Data entries
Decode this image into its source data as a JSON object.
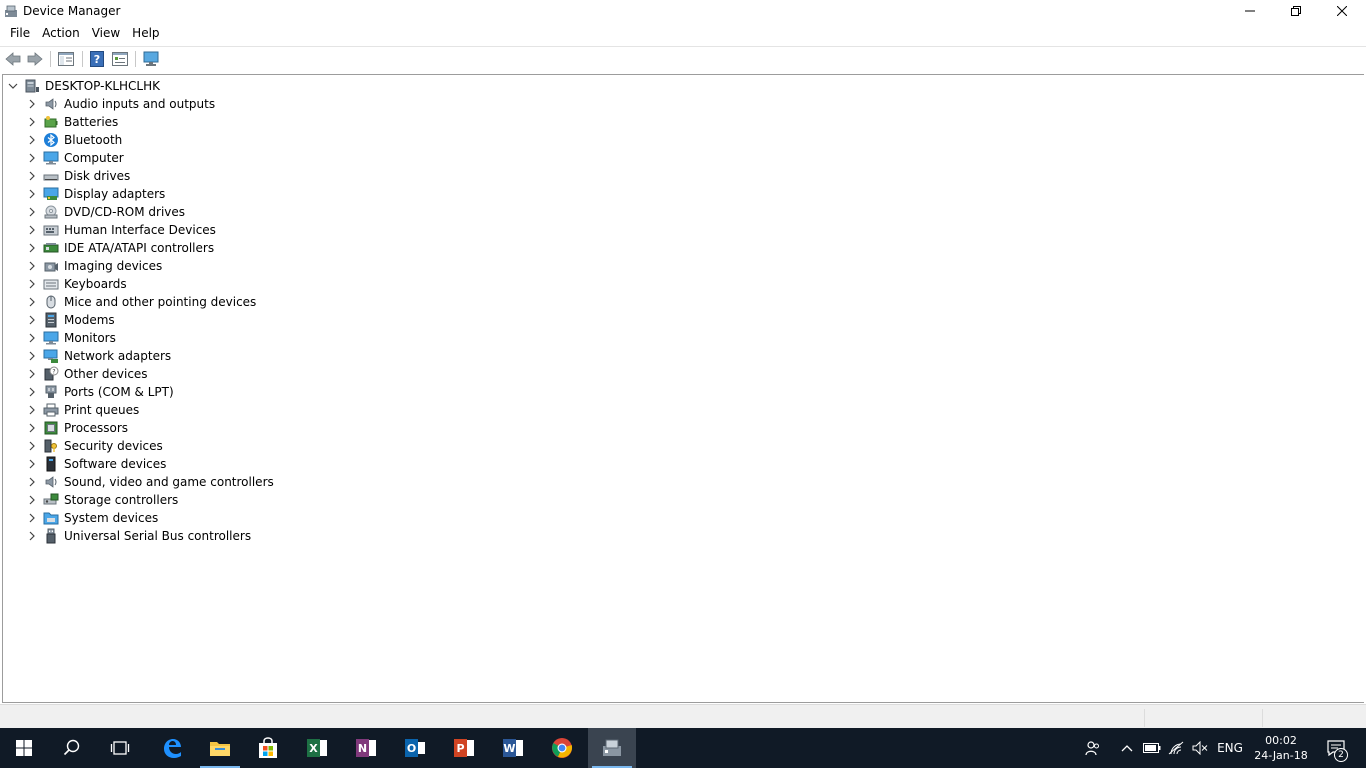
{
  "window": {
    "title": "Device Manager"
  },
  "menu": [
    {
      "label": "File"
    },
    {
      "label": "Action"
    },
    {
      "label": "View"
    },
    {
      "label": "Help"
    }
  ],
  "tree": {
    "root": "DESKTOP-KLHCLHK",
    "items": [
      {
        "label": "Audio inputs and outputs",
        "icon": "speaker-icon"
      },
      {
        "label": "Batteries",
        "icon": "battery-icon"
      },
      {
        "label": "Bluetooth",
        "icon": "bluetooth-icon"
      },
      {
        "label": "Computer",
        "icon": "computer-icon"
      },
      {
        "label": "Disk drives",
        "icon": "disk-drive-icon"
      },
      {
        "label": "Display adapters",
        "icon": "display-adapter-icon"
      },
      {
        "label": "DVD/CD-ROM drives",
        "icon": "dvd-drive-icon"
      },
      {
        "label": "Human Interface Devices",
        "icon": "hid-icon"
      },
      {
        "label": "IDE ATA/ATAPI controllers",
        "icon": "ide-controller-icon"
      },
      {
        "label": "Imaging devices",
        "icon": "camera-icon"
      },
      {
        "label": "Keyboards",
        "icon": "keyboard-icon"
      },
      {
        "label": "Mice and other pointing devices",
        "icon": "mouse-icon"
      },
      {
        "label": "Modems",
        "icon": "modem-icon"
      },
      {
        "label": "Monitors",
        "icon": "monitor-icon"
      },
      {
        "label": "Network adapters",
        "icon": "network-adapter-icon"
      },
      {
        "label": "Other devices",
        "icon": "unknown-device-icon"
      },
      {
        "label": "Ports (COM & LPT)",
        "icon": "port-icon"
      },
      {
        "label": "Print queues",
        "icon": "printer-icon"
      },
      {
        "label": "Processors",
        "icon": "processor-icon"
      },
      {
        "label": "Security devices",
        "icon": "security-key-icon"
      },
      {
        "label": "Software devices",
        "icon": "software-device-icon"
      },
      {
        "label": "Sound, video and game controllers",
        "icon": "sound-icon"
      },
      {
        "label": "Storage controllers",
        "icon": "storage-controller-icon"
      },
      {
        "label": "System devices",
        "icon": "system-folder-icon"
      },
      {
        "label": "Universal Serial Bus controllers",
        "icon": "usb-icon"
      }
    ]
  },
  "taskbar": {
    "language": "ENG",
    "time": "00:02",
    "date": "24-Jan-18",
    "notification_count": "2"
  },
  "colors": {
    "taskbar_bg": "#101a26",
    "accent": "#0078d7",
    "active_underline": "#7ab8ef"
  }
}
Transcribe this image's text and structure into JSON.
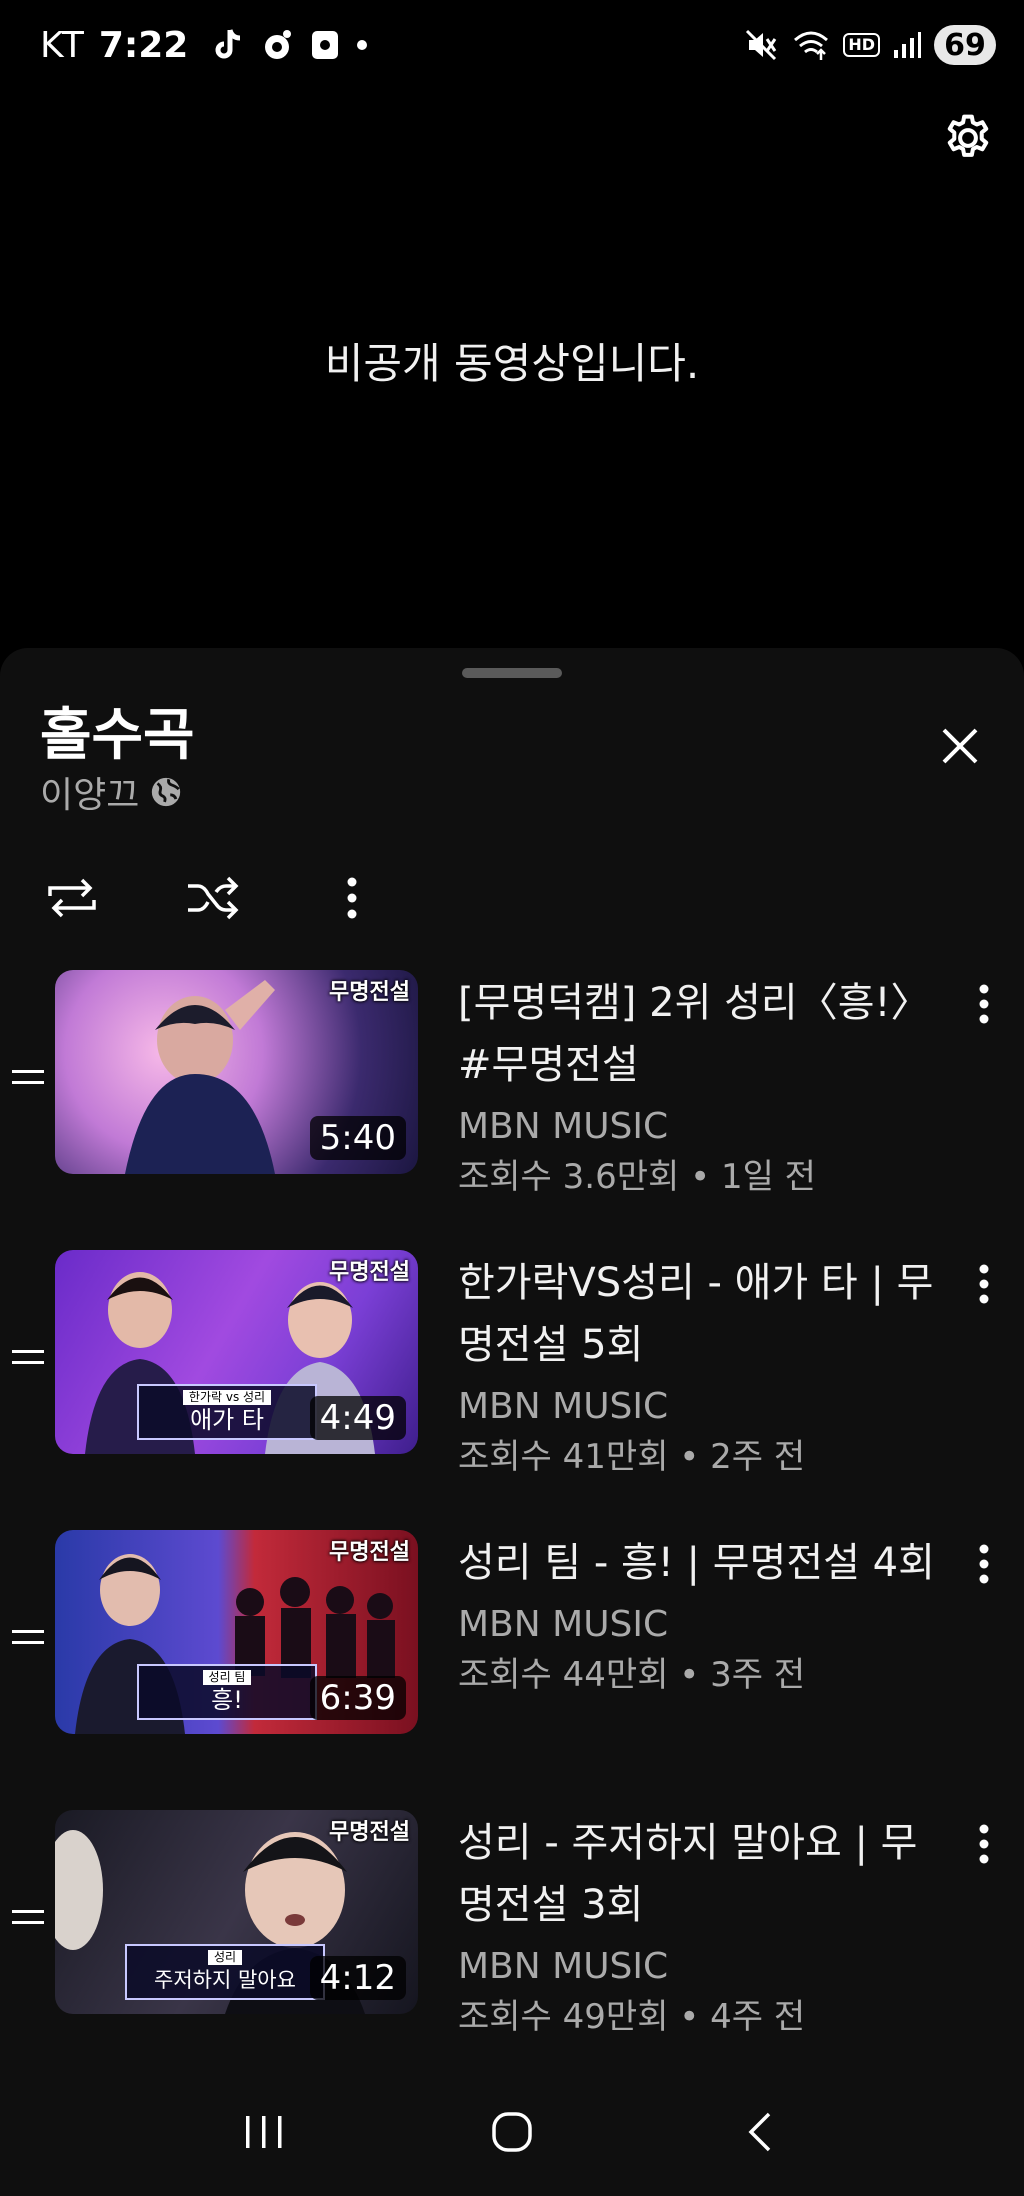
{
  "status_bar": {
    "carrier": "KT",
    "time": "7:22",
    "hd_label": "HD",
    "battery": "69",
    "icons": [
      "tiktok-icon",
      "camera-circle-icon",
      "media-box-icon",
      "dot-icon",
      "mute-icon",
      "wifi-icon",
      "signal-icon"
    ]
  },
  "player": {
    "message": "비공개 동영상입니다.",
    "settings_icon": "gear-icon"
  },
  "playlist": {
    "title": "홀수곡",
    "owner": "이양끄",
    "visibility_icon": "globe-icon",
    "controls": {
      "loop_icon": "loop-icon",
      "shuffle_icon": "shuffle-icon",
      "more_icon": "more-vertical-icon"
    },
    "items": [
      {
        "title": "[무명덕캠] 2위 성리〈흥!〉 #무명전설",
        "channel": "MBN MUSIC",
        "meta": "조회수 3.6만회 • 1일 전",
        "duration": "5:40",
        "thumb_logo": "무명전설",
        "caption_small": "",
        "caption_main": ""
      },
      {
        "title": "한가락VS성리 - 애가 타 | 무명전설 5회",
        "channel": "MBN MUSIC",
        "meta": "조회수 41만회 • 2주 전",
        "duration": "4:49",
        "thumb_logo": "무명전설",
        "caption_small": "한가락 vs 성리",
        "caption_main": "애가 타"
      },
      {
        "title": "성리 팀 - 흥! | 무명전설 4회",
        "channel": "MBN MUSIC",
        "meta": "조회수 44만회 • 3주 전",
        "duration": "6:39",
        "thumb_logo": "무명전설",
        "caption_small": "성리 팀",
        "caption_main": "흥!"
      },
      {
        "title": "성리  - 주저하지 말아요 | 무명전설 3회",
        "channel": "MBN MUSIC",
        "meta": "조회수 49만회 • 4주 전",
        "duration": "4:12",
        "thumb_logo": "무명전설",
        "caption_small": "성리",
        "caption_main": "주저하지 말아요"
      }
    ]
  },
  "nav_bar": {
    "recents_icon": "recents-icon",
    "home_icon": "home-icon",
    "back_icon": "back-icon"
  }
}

Task instructions
In the copy, include no pictures; restate the listing above exactly.

Response below
Decode this image into its source data as a JSON object.
{
  "window": {
    "title": "Device Manager"
  },
  "menu": [
    {
      "label": "File"
    },
    {
      "label": "Action"
    },
    {
      "label": "View"
    },
    {
      "label": "Help"
    }
  ],
  "tree": {
    "root": "DESKTOP-KLHCLHK",
    "items": [
      {
        "label": "Audio inputs and outputs",
        "icon": "speaker-icon"
      },
      {
        "label": "Batteries",
        "icon": "battery-icon"
      },
      {
        "label": "Bluetooth",
        "icon": "bluetooth-icon"
      },
      {
        "label": "Computer",
        "icon": "computer-icon"
      },
      {
        "label": "Disk drives",
        "icon": "disk-drive-icon"
      },
      {
        "label": "Display adapters",
        "icon": "display-adapter-icon"
      },
      {
        "label": "DVD/CD-ROM drives",
        "icon": "dvd-drive-icon"
      },
      {
        "label": "Human Interface Devices",
        "icon": "hid-icon"
      },
      {
        "label": "IDE ATA/ATAPI controllers",
        "icon": "ide-controller-icon"
      },
      {
        "label": "Imaging devices",
        "icon": "camera-icon"
      },
      {
        "label": "Keyboards",
        "icon": "keyboard-icon"
      },
      {
        "label": "Mice and other pointing devices",
        "icon": "mouse-icon"
      },
      {
        "label": "Modems",
        "icon": "modem-icon"
      },
      {
        "label": "Monitors",
        "icon": "monitor-icon"
      },
      {
        "label": "Network adapters",
        "icon": "network-adapter-icon"
      },
      {
        "label": "Other devices",
        "icon": "unknown-device-icon"
      },
      {
        "label": "Ports (COM & LPT)",
        "icon": "port-icon"
      },
      {
        "label": "Print queues",
        "icon": "printer-icon"
      },
      {
        "label": "Processors",
        "icon": "processor-icon"
      },
      {
        "label": "Security devices",
        "icon": "security-key-icon"
      },
      {
        "label": "Software devices",
        "icon": "software-device-icon"
      },
      {
        "label": "Sound, video and game controllers",
        "icon": "sound-icon"
      },
      {
        "label": "Storage controllers",
        "icon": "storage-controller-icon"
      },
      {
        "label": "System devices",
        "icon": "system-folder-icon"
      },
      {
        "label": "Universal Serial Bus controllers",
        "icon": "usb-icon"
      }
    ]
  },
  "taskbar": {
    "language": "ENG",
    "time": "00:02",
    "date": "24-Jan-18",
    "notification_count": "2"
  },
  "colors": {
    "taskbar_bg": "#101a26",
    "accent": "#0078d7",
    "active_underline": "#7ab8ef"
  }
}
Transcribe this image's text and structure into JSON.
{
  "status_bar": {
    "carrier": "KT",
    "time": "7:22",
    "hd_label": "HD",
    "battery": "69",
    "icons": [
      "tiktok-icon",
      "camera-circle-icon",
      "media-box-icon",
      "dot-icon",
      "mute-icon",
      "wifi-icon",
      "signal-icon"
    ]
  },
  "player": {
    "message": "비공개 동영상입니다.",
    "settings_icon": "gear-icon"
  },
  "playlist": {
    "title": "홀수곡",
    "owner": "이양끄",
    "visibility_icon": "globe-icon",
    "controls": {
      "loop_icon": "loop-icon",
      "shuffle_icon": "shuffle-icon",
      "more_icon": "more-vertical-icon"
    },
    "items": [
      {
        "title": "[무명덕캠] 2위 성리〈흥!〉 #무명전설",
        "channel": "MBN MUSIC",
        "meta": "조회수 3.6만회 • 1일 전",
        "duration": "5:40",
        "thumb_logo": "무명전설",
        "caption_small": "",
        "caption_main": ""
      },
      {
        "title": "한가락VS성리 - 애가 타 | 무명전설 5회",
        "channel": "MBN MUSIC",
        "meta": "조회수 41만회 • 2주 전",
        "duration": "4:49",
        "thumb_logo": "무명전설",
        "caption_small": "한가락 vs 성리",
        "caption_main": "애가 타"
      },
      {
        "title": "성리 팀 - 흥! | 무명전설 4회",
        "channel": "MBN MUSIC",
        "meta": "조회수 44만회 • 3주 전",
        "duration": "6:39",
        "thumb_logo": "무명전설",
        "caption_small": "성리 팀",
        "caption_main": "흥!"
      },
      {
        "title": "성리  - 주저하지 말아요 | 무명전설 3회",
        "channel": "MBN MUSIC",
        "meta": "조회수 49만회 • 4주 전",
        "duration": "4:12",
        "thumb_logo": "무명전설",
        "caption_small": "성리",
        "caption_main": "주저하지 말아요"
      }
    ]
  },
  "nav_bar": {
    "recents_icon": "recents-icon",
    "home_icon": "home-icon",
    "back_icon": "back-icon"
  }
}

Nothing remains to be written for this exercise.